Saved data entries
========

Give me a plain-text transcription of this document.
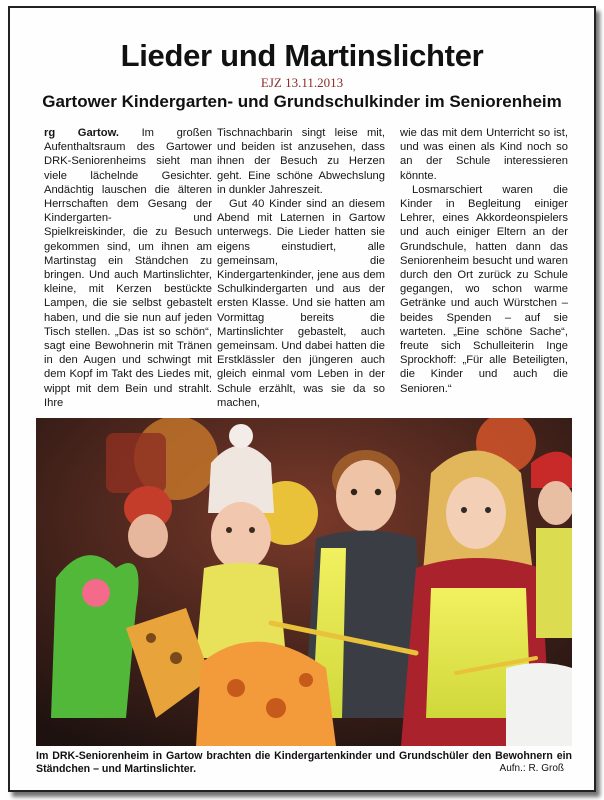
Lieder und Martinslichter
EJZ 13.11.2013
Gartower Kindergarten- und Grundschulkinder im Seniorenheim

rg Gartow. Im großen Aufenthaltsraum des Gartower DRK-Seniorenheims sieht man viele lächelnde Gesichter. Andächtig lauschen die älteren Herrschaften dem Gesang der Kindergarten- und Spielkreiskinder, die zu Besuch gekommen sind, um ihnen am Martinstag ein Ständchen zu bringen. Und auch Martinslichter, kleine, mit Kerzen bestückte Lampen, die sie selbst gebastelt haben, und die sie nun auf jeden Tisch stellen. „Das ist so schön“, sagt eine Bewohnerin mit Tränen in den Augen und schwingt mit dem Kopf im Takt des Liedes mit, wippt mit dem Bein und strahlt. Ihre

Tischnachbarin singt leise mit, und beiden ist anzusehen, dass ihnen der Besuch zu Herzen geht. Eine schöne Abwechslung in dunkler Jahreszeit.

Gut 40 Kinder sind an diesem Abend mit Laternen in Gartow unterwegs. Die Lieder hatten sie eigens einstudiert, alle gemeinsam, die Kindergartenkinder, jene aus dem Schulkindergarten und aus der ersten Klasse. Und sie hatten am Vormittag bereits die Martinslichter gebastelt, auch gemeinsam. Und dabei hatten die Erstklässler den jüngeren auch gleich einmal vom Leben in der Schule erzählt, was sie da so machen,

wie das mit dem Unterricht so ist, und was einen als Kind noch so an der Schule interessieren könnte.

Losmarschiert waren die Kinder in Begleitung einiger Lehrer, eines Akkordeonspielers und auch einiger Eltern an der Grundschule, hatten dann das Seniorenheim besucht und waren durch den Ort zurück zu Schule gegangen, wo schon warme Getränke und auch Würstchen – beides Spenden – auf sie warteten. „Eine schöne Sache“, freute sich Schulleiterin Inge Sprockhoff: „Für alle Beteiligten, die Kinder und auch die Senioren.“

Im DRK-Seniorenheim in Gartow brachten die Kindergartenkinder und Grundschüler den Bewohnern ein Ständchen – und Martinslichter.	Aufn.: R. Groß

========

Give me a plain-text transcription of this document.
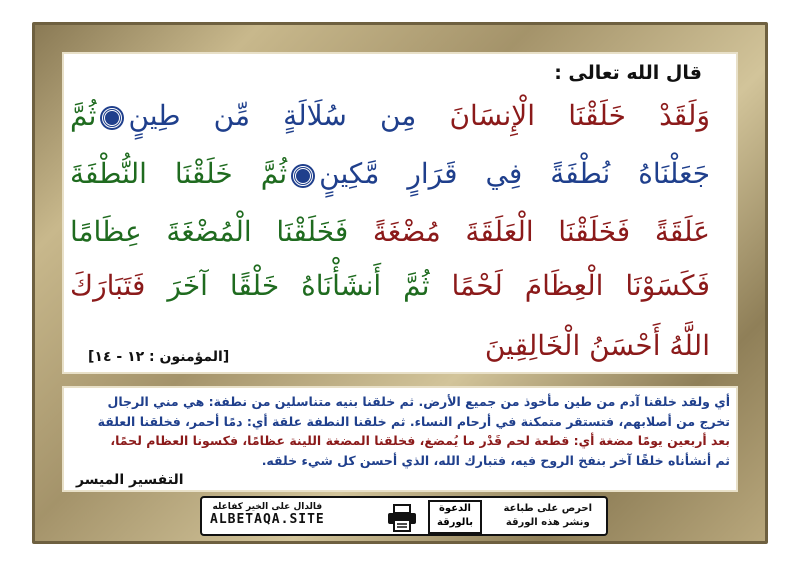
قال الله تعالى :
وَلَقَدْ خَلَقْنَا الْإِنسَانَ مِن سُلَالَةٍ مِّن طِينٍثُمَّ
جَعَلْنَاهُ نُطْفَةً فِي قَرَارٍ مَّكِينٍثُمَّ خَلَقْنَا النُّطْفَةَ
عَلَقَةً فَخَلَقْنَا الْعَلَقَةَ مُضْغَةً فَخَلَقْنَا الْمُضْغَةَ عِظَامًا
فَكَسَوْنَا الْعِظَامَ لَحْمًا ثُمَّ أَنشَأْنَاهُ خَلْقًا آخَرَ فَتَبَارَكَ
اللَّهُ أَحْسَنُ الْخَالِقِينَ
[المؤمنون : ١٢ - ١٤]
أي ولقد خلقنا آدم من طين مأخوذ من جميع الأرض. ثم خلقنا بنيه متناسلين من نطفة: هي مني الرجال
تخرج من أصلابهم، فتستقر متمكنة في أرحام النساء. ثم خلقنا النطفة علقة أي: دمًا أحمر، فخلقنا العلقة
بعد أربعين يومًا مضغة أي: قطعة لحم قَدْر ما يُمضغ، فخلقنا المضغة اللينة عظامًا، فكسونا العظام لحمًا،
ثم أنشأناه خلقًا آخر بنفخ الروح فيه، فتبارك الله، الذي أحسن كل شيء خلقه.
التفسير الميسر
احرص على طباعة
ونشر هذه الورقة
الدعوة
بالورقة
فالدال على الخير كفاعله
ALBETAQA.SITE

========

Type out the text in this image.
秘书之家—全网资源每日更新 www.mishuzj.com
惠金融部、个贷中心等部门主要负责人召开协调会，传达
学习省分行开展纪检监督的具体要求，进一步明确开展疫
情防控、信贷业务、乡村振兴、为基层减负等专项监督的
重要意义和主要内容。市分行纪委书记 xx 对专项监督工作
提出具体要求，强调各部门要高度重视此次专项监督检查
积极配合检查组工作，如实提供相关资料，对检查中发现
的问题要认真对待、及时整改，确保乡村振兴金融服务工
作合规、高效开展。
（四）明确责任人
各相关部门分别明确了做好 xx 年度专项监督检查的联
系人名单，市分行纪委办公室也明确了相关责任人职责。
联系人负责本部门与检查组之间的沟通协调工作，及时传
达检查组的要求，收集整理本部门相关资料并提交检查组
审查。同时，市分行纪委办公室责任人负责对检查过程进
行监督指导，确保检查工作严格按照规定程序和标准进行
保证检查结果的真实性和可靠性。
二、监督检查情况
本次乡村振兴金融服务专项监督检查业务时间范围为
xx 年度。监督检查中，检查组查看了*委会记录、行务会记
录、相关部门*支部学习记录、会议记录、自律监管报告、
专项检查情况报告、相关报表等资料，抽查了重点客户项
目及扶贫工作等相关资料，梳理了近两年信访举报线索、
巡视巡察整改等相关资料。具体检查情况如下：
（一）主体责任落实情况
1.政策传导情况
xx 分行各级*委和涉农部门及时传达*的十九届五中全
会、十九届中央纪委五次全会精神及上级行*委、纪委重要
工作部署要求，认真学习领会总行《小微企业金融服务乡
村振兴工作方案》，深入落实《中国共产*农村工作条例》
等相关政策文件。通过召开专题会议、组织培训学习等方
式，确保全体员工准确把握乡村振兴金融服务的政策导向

========

▸ WHAT THE EXERCISE ASKS:
Select all lines in the listing above where the word "auch" appears, and show them.

▸ WORKED ANSWER:
rg Gartow. Im großen Aufenthaltsraum des Gartower DRK-Seniorenheims sieht man viele lächelnde Gesichter. Andächtig lauschen die älteren Herrschaften dem Gesang der Kindergarten- und Spielkreiskinder, die zu Besuch gekommen sind, um ihnen am Martinstag ein Ständchen zu bringen. Und auch Martinslichter, kleine, mit Kerzen bestückte Lampen, die sie selbst gebastelt haben, und die sie nun auf jeden Tisch stellen. „Das ist so schön“, sagt eine Bewohnerin mit Tränen in den Augen und schwingt mit dem Kopf im Takt des Liedes mit, wippt mit dem Bein und strahlt. Ihre
Gut 40 Kinder sind an diesem Abend mit Laternen in Gartow unterwegs. Die Lieder hatten sie eigens einstudiert, alle gemeinsam, die Kindergartenkinder, jene aus dem Schulkindergarten und aus der ersten Klasse. Und sie hatten am Vormittag bereits die Martinslichter gebastelt, auch gemeinsam. Und dabei hatten die Erstklässler den jüngeren auch gleich einmal vom Leben in der Schule erzählt, was sie da so machen,
Losmarschiert waren die Kinder in Begleitung einiger Lehrer, eines Akkordeonspielers und auch einiger Eltern an der Grundschule, hatten dann das Seniorenheim besucht und waren durch den Ort zurück zu Schule gegangen, wo schon warme Getränke und auch Würstchen – beides Spenden – auf sie warteten. „Eine schöne Sache“, freute sich Schulleiterin Inge Sprockhoff: „Für alle Beteiligten, die Kinder und auch die Senioren.“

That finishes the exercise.